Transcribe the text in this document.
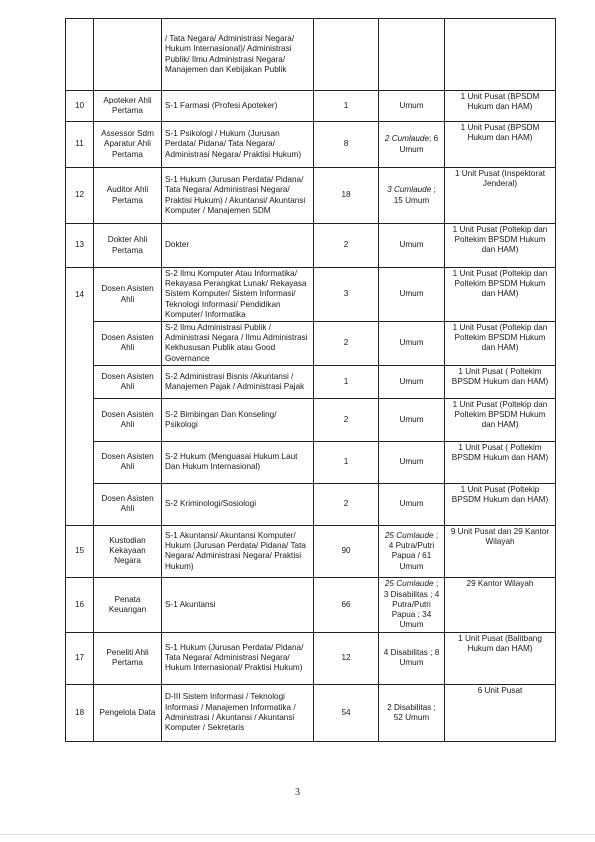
		/ Tata Negara/ Administrasi Negara/ Hukum Internasional)/ Administrasi Publik/ Ilmu Administrasi Negara/ Manajemen dan Kebijakan Publik			
10	Apoteker Ahli Pertama	S-1 Farmasi (Profesi Apoteker)	1	Umum	1 Unit Pusat (BPSDM Hukum dan HAM)
11	Assessor Sdm Aparatur Ahli Pertama	S-1 Psikologi / Hukum (Jurusan Perdata/ Pidana/ Tata Negara/ Administrasi Negara/ Praktisi Hukum)	8	2 Cumlaude; 6 Umum	1 Unit Pusat (BPSDM Hukum dan HAM)
12	Auditor Ahli Pertama	S-1 Hukum (Jurusan Perdata/ Pidana/ Tata Negara/ Administrasi Negara/ Praktisi Hukum) / Akuntansi/ Akuntansi Komputer / Manajemen SDM	18	3 Cumlaude ; 15 Umum	1 Unit Pusat (Inspektorat Jenderal)
13	Dokter Ahli Pertama	Dokter	2	Umum	1 Unit Pusat (Poltekip dan Poltekim BPSDM Hukum dan HAM)
14	Dosen Asisten Ahli	S-2 Ilmu Komputer Atau Informatika/ Rekayasa Perangkat Lunak/ Rekayasa Sistem Komputer/ Sistem Informasi/ Teknologi Informasi/ Pendidikan Komputer/ Informatika	3	Umum	1 Unit Pusat (Poltekip dan Poltekim BPSDM Hukum dan HAM)
	Dosen Asisten Ahli	S-2 Ilmu Administrasi Publik / Administrasi Negara / Ilmu Administrasi Kekhususan Publik atau Good Governance	2	Umum	1 Unit Pusat (Poltekip dan Poltekim BPSDM Hukum dan HAM)
	Dosen Asisten Ahli	S-2 Administrasi Bisnis /Akuntansi / Manajemen Pajak / Administrasi Pajak	1	Umum	1 Unit Pusat ( Poltekim BPSDM Hukum dan HAM)
	Dosen Asisten Ahli	S-2 Bimbingan Dan Konseling/ Psikologi	2	Umum	1 Unit Pusat (Poltekip dan Poltekim BPSDM Hukum dan HAM)
	Dosen Asisten Ahli	S-2 Hukum (Menguasai Hukum Laut Dan Hukum Internasional)	1	Umum	1 Unit Pusat ( Poltekim BPSDM Hukum dan HAM)
	Dosen Asisten Ahli	S-2 Kriminologi/Sosiologi	2	Umum	1 Unit Pusat (Poltekip BPSDM Hukum dan HAM)
15	Kustodian Kekayaan Negara	S-1 Akuntansi/ Akuntansi Komputer/ Hukum (Jurusan Perdata/ Pidana/ Tata Negara/ Administrasi Negara/ Praktisi Hukum)	90	25 Cumlaude ; 4 Putra/Putri Papua / 61 Umum	9 Unit Pusat dan 29 Kantor Wilayah
16	Penata Keuangan	S-1 Akuntansi	66	25 Cumlaude ; 3 Disabilitas ; 4 Putra/Putri Papua ; 34 Umum	29 Kantor Wilayah
17	Peneliti Ahli Pertama	S-1 Hukum (Jurusan Perdata/ Pidana/ Tata Negara/ Administrasi Negara/ Hukum Internasional/ Praktisi Hukum)	12	4 Disabilitas ; 8 Umum	1 Unit Pusat (Balitbang Hukum dan HAM)
18	Pengelola Data	D-III Sistem Informasi / Teknologi Informasi / Manajemen Informatika / Administrasi / Akuntansi / Akuntansi Komputer / Sekretaris	54	2 Disabilitas ; 52 Umum	6 Unit Pusat
3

▶ **Your task**
Reproduce all entries exactly. Pictures do not belong in the copy.

▶ **Answer to the task**
Transcribe the text in this document.
		/ Tata Negara/ Administrasi Negara/ Hukum Internasional)/ Administrasi Publik/ Ilmu Administrasi Negara/ Manajemen dan Kebijakan Publik			
10	Apoteker Ahli Pertama	S-1 Farmasi (Profesi Apoteker)	1	Umum	1 Unit Pusat (BPSDM Hukum dan HAM)
11	Assessor Sdm Aparatur Ahli Pertama	S-1 Psikologi / Hukum (Jurusan Perdata/ Pidana/ Tata Negara/ Administrasi Negara/ Praktisi Hukum)	8	2 Cumlaude; 6 Umum	1 Unit Pusat (BPSDM Hukum dan HAM)
12	Auditor Ahli Pertama	S-1 Hukum (Jurusan Perdata/ Pidana/ Tata Negara/ Administrasi Negara/ Praktisi Hukum) / Akuntansi/ Akuntansi Komputer / Manajemen SDM	18	3 Cumlaude ; 15 Umum	1 Unit Pusat (Inspektorat Jenderal)
13	Dokter Ahli Pertama	Dokter	2	Umum	1 Unit Pusat (Poltekip dan Poltekim BPSDM Hukum dan HAM)
14	Dosen Asisten Ahli	S-2 Ilmu Komputer Atau Informatika/ Rekayasa Perangkat Lunak/ Rekayasa Sistem Komputer/ Sistem Informasi/ Teknologi Informasi/ Pendidikan Komputer/ Informatika	3	Umum	1 Unit Pusat (Poltekip dan Poltekim BPSDM Hukum dan HAM)
	Dosen Asisten Ahli	S-2 Ilmu Administrasi Publik / Administrasi Negara / Ilmu Administrasi Kekhususan Publik atau Good Governance	2	Umum	1 Unit Pusat (Poltekip dan Poltekim BPSDM Hukum dan HAM)
	Dosen Asisten Ahli	S-2 Administrasi Bisnis /Akuntansi / Manajemen Pajak / Administrasi Pajak	1	Umum	1 Unit Pusat ( Poltekim BPSDM Hukum dan HAM)
	Dosen Asisten Ahli	S-2 Bimbingan Dan Konseling/ Psikologi	2	Umum	1 Unit Pusat (Poltekip dan Poltekim BPSDM Hukum dan HAM)
	Dosen Asisten Ahli	S-2 Hukum (Menguasai Hukum Laut Dan Hukum Internasional)	1	Umum	1 Unit Pusat ( Poltekim BPSDM Hukum dan HAM)
	Dosen Asisten Ahli	S-2 Kriminologi/Sosiologi	2	Umum	1 Unit Pusat (Poltekip BPSDM Hukum dan HAM)
15	Kustodian Kekayaan Negara	S-1 Akuntansi/ Akuntansi Komputer/ Hukum (Jurusan Perdata/ Pidana/ Tata Negara/ Administrasi Negara/ Praktisi Hukum)	90	25 Cumlaude ; 4 Putra/Putri Papua / 61 Umum	9 Unit Pusat dan 29 Kantor Wilayah
16	Penata Keuangan	S-1 Akuntansi	66	25 Cumlaude ; 3 Disabilitas ; 4 Putra/Putri Papua ; 34 Umum	29 Kantor Wilayah
17	Peneliti Ahli Pertama	S-1 Hukum (Jurusan Perdata/ Pidana/ Tata Negara/ Administrasi Negara/ Hukum Internasional/ Praktisi Hukum)	12	4 Disabilitas ; 8 Umum	1 Unit Pusat (Balitbang Hukum dan HAM)
18	Pengelola Data	D-III Sistem Informasi / Teknologi Informasi / Manajemen Informatika / Administrasi / Akuntansi / Akuntansi Komputer / Sekretaris	54	2 Disabilitas ; 52 Umum	6 Unit Pusat
3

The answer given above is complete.